Saved data entries:
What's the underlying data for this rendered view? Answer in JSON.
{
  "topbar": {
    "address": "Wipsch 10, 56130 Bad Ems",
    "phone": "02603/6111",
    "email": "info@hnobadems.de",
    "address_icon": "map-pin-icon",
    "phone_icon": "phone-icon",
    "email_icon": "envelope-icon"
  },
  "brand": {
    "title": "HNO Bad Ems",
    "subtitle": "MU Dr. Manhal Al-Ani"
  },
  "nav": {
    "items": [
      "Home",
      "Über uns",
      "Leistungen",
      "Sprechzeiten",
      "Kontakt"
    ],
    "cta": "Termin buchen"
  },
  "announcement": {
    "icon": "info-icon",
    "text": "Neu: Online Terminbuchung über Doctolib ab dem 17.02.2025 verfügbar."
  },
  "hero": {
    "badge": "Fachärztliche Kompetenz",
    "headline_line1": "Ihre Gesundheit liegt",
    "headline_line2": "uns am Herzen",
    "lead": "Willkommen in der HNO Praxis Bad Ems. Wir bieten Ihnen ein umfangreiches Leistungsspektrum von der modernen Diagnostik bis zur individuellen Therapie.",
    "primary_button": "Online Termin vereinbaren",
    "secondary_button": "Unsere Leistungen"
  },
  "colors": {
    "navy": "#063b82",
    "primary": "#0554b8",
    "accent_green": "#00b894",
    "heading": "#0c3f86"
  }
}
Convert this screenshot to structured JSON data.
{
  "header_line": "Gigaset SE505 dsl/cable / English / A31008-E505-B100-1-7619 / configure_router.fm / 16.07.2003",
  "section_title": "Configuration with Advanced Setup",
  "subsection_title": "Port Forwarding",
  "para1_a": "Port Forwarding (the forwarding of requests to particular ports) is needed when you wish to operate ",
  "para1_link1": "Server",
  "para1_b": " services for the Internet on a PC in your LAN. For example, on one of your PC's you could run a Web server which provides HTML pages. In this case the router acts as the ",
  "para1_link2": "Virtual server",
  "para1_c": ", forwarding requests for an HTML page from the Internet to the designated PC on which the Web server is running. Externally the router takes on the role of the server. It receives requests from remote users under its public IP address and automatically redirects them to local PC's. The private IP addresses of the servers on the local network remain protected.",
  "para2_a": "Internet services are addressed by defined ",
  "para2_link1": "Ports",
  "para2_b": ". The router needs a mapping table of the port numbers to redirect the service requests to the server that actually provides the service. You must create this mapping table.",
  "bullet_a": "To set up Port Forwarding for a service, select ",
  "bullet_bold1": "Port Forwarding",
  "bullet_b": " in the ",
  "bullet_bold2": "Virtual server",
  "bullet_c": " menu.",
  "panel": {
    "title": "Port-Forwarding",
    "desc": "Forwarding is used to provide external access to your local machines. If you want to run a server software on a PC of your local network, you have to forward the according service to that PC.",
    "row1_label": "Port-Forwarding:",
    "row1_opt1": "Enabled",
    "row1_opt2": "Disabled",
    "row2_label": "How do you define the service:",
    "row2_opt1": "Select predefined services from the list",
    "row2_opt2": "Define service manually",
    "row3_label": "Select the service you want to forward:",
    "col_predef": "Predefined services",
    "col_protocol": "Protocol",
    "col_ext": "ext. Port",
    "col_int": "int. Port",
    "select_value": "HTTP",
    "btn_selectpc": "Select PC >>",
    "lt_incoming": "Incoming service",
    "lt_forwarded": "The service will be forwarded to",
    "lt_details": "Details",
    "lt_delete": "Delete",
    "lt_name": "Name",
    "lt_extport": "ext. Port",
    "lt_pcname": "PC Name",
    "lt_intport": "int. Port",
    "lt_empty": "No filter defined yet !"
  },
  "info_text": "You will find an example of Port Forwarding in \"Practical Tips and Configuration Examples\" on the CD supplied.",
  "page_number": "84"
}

◆ Required work ◆
Scan the lines for the string "services". Pick out every line that has it.

◆ The completed task ◆
  "para1_b": " services for the Internet on a PC in your LAN. For example, on one of your PC's you could run a Web server which provides HTML pages. In this case the router acts as the ",
  "para2_a": "Internet services are addressed by defined ",
    "row2_opt1": "Select predefined services from the list",
    "col_predef": "Predefined services",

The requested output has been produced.